▶ Short exercise
The records that follow are to be repeated exactly, with the pictures removed.

▶ Rows
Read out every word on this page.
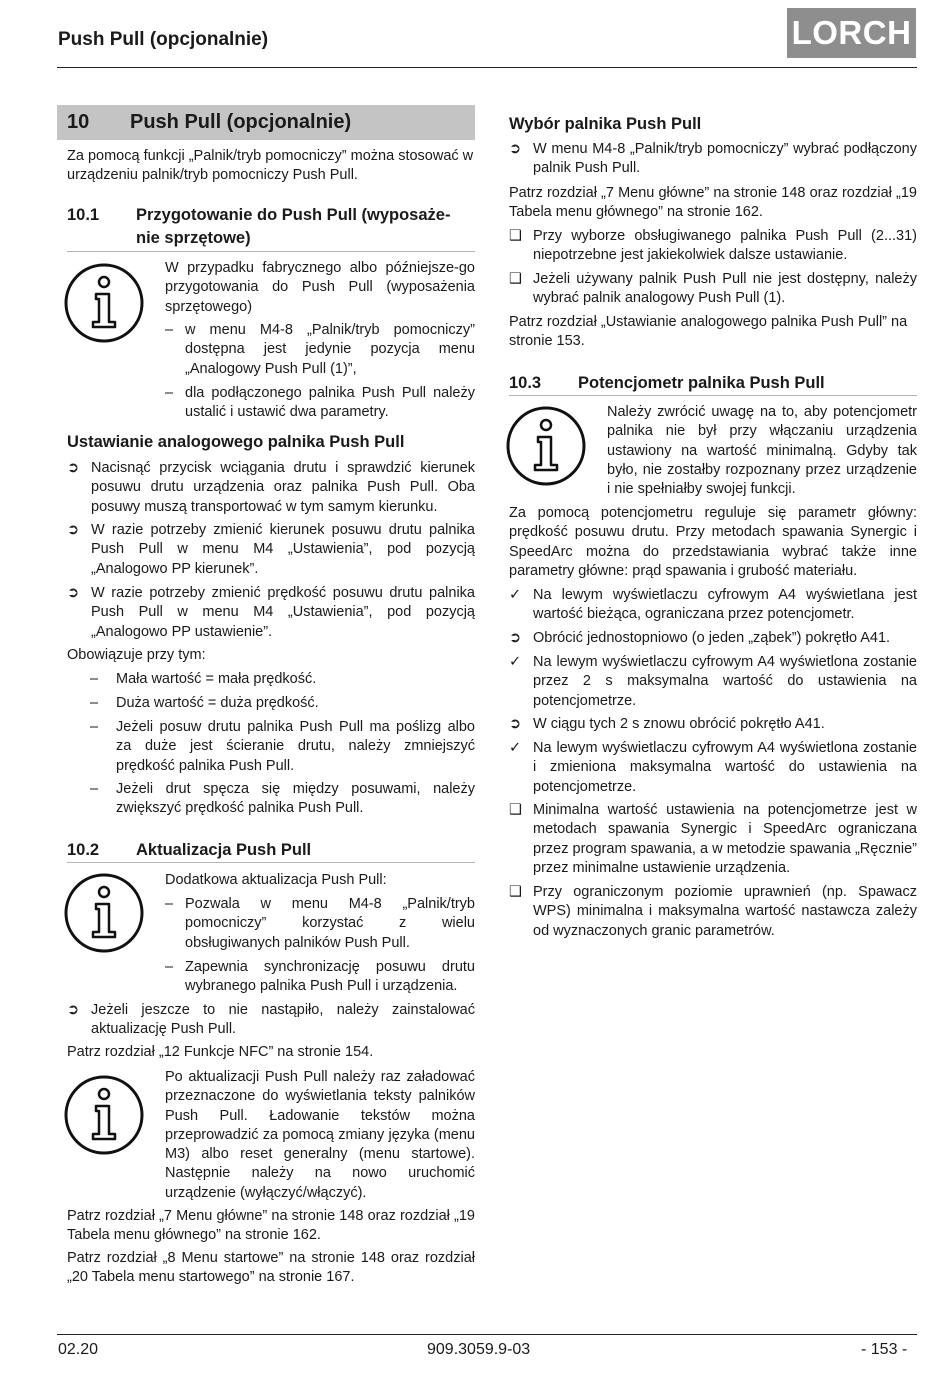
Push Pull (opcjonalnie)	LORCH
10 Push Pull (opcjonalnie)
Za pomocą funkcji „Palnik/tryb pomocniczy” można stosować w urządzeniu palnik/tryb pomocniczy Push Pull.
10.1 Przygotowanie do Push Pull (wyposaże-
nie sprzętowe)
W przypadku fabrycznego albo późniejsze-go przygotowania do Push Pull (wyposażenia sprzętowego)
– w menu M4-8 „Palnik/tryb pomocniczy” dostępna jest jedynie pozycja menu „Analogowy Push Pull (1)”,
– dla podłączonego palnika Push Pull należy ustalić i ustawić dwa parametry.
Ustawianie analogowego palnika Push Pull
➲ Nacisnąć przycisk wciągania drutu i sprawdzić kierunek posuwu drutu urządzenia oraz palnika Push Pull. Oba posuwy muszą transportować w tym samym kierunku.
➲ W razie potrzeby zmienić kierunek posuwu drutu palnika Push Pull w menu M4 „Ustawienia”, pod pozycją „Analogowo PP kierunek”.
➲ W razie potrzeby zmienić prędkość posuwu drutu palnika Push Pull w menu M4 „Ustawienia”, pod pozycją „Analogowo PP ustawienie”.
Obowiązuje przy tym:
– Mała wartość = mała prędkość.
– Duża wartość = duża prędkość.
– Jeżeli posuw drutu palnika Push Pull ma poślizg albo za duże jest ścieranie drutu, należy zmniejszyć prędkość palnika Push Pull.
– Jeżeli drut spęcza się między posuwami, należy zwiększyć prędkość palnika Push Pull.
10.2 Aktualizacja Push Pull
Dodatkowa aktualizacja Push Pull:
– Pozwala w menu M4-8 „Palnik/tryb pomocniczy” korzystać z wielu obsługiwanych palników Push Pull.
– Zapewnia synchronizację posuwu drutu wybranego palnika Push Pull i urządzenia.
➲ Jeżeli jeszcze to nie nastąpiło, należy zainstalować aktualizację Push Pull.
Patrz rozdział „12 Funkcje NFC” na stronie 154.
Po aktualizacji Push Pull należy raz załadować przeznaczone do wyświetlania teksty palników Push Pull. Ładowanie tekstów można przeprowadzić za pomocą zmiany języka (menu M3) albo reset generalny (menu startowe). Następnie należy na nowo uruchomić urządzenie (wyłączyć/włączyć).
Patrz rozdział „7 Menu główne” na stronie 148 oraz rozdział „19 Tabela menu głównego” na stronie 162.
Patrz rozdział „8 Menu startowe” na stronie 148 oraz rozdział „20 Tabela menu startowego” na stronie 167.
Wybór palnika Push Pull
➲ W menu M4-8 „Palnik/tryb pomocniczy” wybrać podłączony palnik Push Pull.
Patrz rozdział „7 Menu główne” na stronie 148 oraz rozdział „19 Tabela menu głównego” na stronie 162.
❑ Przy wyborze obsługiwanego palnika Push Pull (2...31) niepotrzebne jest jakiekolwiek dalsze ustawianie.
❑ Jeżeli używany palnik Push Pull nie jest dostępny, należy wybrać palnik analogowy Push Pull (1).
Patrz rozdział „Ustawianie analogowego palnika Push Pull” na stronie 153.
10.3 Potencjometr palnika Push Pull
Należy zwrócić uwagę na to, aby potencjometr palnika nie był przy włączaniu urządzenia ustawiony na wartość minimalną. Gdyby tak było, nie zostałby rozpoznany przez urządzenie i nie spełniałby swojej funkcji.
Za pomocą potencjometru reguluje się parametr główny: prędkość posuwu drutu. Przy metodach spawania Synergic i SpeedArc można do przedstawiania wybrać także inne parametry główne: prąd spawania i grubość materiału.
✓ Na lewym wyświetlaczu cyfrowym A4 wyświetlana jest wartość bieżąca, ograniczana przez potencjometr.
➲ Obrócić jednostopniowo (o jeden „ząbek”) pokrętło A41.
✓ Na lewym wyświetlaczu cyfrowym A4 wyświetlona zostanie przez 2 s maksymalna wartość do ustawienia na potencjometrze.
➲ W ciągu tych 2 s znowu obrócić pokrętło A41.
✓ Na lewym wyświetlaczu cyfrowym A4 wyświetlona zostanie i zmieniona maksymalna wartość do ustawienia na potencjometrze.
❑ Minimalna wartość ustawienia na potencjometrze jest w metodach spawania Synergic i SpeedArc ograniczana przez program spawania, a w metodzie spawania „Ręcznie” przez minimalne ustawienie urządzenia.
❑ Przy ograniczonym poziomie uprawnień (np. Spawacz WPS) minimalna i maksymalna wartość nastawcza zależy od wyznaczonych granic parametrów.
02.20	909.3059.9-03	- 153 -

▶ Answer for this exercise
Read out every word on this page.
Push Pull (opcjonalnie)	LORCH
10 Push Pull (opcjonalnie)
Za pomocą funkcji „Palnik/tryb pomocniczy” można stosować w urządzeniu palnik/tryb pomocniczy Push Pull.
10.1 Przygotowanie do Push Pull (wyposaże-
nie sprzętowe)
W przypadku fabrycznego albo późniejsze-go przygotowania do Push Pull (wyposażenia sprzętowego)
– w menu M4-8 „Palnik/tryb pomocniczy” dostępna jest jedynie pozycja menu „Analogowy Push Pull (1)”,
– dla podłączonego palnika Push Pull należy ustalić i ustawić dwa parametry.
Ustawianie analogowego palnika Push Pull
➲ Nacisnąć przycisk wciągania drutu i sprawdzić kierunek posuwu drutu urządzenia oraz palnika Push Pull. Oba posuwy muszą transportować w tym samym kierunku.
➲ W razie potrzeby zmienić kierunek posuwu drutu palnika Push Pull w menu M4 „Ustawienia”, pod pozycją „Analogowo PP kierunek”.
➲ W razie potrzeby zmienić prędkość posuwu drutu palnika Push Pull w menu M4 „Ustawienia”, pod pozycją „Analogowo PP ustawienie”.
Obowiązuje przy tym:
– Mała wartość = mała prędkość.
– Duża wartość = duża prędkość.
– Jeżeli posuw drutu palnika Push Pull ma poślizg albo za duże jest ścieranie drutu, należy zmniejszyć prędkość palnika Push Pull.
– Jeżeli drut spęcza się między posuwami, należy zwiększyć prędkość palnika Push Pull.
10.2 Aktualizacja Push Pull
Dodatkowa aktualizacja Push Pull:
– Pozwala w menu M4-8 „Palnik/tryb pomocniczy” korzystać z wielu obsługiwanych palników Push Pull.
– Zapewnia synchronizację posuwu drutu wybranego palnika Push Pull i urządzenia.
➲ Jeżeli jeszcze to nie nastąpiło, należy zainstalować aktualizację Push Pull.
Patrz rozdział „12 Funkcje NFC” na stronie 154.
Po aktualizacji Push Pull należy raz załadować przeznaczone do wyświetlania teksty palników Push Pull. Ładowanie tekstów można przeprowadzić za pomocą zmiany języka (menu M3) albo reset generalny (menu startowe). Następnie należy na nowo uruchomić urządzenie (wyłączyć/włączyć).
Patrz rozdział „7 Menu główne” na stronie 148 oraz rozdział „19 Tabela menu głównego” na stronie 162.
Patrz rozdział „8 Menu startowe” na stronie 148 oraz rozdział „20 Tabela menu startowego” na stronie 167.
Wybór palnika Push Pull
➲ W menu M4-8 „Palnik/tryb pomocniczy” wybrać podłączony palnik Push Pull.
Patrz rozdział „7 Menu główne” na stronie 148 oraz rozdział „19 Tabela menu głównego” na stronie 162.
❑ Przy wyborze obsługiwanego palnika Push Pull (2...31) niepotrzebne jest jakiekolwiek dalsze ustawianie.
❑ Jeżeli używany palnik Push Pull nie jest dostępny, należy wybrać palnik analogowy Push Pull (1).
Patrz rozdział „Ustawianie analogowego palnika Push Pull” na stronie 153.
10.3 Potencjometr palnika Push Pull
Należy zwrócić uwagę na to, aby potencjometr palnika nie był przy włączaniu urządzenia ustawiony na wartość minimalną. Gdyby tak było, nie zostałby rozpoznany przez urządzenie i nie spełniałby swojej funkcji.
Za pomocą potencjometru reguluje się parametr główny: prędkość posuwu drutu. Przy metodach spawania Synergic i SpeedArc można do przedstawiania wybrać także inne parametry główne: prąd spawania i grubość materiału.
✓ Na lewym wyświetlaczu cyfrowym A4 wyświetlana jest wartość bieżąca, ograniczana przez potencjometr.
➲ Obrócić jednostopniowo (o jeden „ząbek”) pokrętło A41.
✓ Na lewym wyświetlaczu cyfrowym A4 wyświetlona zostanie przez 2 s maksymalna wartość do ustawienia na potencjometrze.
➲ W ciągu tych 2 s znowu obrócić pokrętło A41.
✓ Na lewym wyświetlaczu cyfrowym A4 wyświetlona zostanie i zmieniona maksymalna wartość do ustawienia na potencjometrze.
❑ Minimalna wartość ustawienia na potencjometrze jest w metodach spawania Synergic i SpeedArc ograniczana przez program spawania, a w metodzie spawania „Ręcznie” przez minimalne ustawienie urządzenia.
❑ Przy ograniczonym poziomie uprawnień (np. Spawacz WPS) minimalna i maksymalna wartość nastawcza zależy od wyznaczonych granic parametrów.
02.20	909.3059.9-03	- 153 -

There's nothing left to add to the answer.